Dataset rows:
==================================================
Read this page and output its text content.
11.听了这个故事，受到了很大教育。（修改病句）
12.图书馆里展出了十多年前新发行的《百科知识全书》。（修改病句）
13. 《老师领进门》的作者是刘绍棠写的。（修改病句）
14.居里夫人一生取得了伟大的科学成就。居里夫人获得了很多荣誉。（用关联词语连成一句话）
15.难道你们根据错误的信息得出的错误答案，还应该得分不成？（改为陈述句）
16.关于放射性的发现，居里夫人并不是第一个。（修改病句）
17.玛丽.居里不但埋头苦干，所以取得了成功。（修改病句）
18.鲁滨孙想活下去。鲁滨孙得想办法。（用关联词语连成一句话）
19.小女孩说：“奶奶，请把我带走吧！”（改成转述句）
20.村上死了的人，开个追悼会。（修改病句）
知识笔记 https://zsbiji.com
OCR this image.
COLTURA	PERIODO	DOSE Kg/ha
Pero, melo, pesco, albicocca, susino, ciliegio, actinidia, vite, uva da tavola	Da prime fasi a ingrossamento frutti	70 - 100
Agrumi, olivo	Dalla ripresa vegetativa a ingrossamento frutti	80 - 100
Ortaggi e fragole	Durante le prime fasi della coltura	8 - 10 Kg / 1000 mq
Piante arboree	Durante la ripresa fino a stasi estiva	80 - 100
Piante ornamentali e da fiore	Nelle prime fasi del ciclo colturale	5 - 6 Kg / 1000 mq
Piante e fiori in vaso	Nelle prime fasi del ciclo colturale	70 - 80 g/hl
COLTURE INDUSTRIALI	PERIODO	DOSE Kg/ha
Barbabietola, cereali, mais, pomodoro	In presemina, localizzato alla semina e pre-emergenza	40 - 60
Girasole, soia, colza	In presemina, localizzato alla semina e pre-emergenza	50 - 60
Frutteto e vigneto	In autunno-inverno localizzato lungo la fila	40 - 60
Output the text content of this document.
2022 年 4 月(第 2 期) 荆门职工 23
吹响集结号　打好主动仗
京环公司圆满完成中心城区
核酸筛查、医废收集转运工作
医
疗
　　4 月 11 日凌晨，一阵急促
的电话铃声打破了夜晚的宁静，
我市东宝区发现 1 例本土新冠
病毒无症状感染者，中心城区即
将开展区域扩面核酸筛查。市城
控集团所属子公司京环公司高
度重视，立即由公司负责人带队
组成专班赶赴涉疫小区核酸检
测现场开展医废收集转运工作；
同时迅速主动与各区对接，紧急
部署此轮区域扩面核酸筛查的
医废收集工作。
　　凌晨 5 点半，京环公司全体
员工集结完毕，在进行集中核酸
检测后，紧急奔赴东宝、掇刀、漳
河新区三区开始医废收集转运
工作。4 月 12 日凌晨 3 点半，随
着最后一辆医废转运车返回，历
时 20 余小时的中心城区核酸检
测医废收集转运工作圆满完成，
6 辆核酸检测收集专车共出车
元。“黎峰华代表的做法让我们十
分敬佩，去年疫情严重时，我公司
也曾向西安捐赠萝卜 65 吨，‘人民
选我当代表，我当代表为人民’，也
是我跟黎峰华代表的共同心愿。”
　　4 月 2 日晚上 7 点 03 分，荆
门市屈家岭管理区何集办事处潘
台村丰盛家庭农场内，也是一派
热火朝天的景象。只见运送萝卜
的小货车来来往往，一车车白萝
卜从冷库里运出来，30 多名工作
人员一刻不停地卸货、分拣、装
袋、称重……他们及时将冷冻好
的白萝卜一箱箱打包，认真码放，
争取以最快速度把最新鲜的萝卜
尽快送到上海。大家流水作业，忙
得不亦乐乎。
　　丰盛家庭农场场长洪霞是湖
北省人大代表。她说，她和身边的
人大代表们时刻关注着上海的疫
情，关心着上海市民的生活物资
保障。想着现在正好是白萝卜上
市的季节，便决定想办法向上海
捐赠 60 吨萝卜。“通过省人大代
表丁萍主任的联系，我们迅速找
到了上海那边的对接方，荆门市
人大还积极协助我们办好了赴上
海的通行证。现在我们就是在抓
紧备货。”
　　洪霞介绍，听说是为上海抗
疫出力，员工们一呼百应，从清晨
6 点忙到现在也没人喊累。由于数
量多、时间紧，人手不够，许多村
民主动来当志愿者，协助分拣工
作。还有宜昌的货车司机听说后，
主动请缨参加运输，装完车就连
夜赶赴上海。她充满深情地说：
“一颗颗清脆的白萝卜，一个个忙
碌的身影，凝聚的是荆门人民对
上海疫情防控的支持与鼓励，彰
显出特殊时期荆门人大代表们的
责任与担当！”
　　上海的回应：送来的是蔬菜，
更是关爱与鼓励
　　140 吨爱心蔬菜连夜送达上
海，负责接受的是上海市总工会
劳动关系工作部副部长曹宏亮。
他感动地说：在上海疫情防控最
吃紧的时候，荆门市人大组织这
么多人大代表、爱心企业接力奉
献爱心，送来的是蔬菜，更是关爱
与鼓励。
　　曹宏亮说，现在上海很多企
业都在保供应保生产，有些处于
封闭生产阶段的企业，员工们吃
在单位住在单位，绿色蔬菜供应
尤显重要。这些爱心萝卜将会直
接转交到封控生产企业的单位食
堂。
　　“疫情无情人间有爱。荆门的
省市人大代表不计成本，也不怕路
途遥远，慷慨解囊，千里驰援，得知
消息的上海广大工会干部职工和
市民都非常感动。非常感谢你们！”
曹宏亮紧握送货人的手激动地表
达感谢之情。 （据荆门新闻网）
==================================================
What is required: Show the lines of the records that contain the word "text".

Finished answer:
Read this page and output its text content.
Output the text content of this document.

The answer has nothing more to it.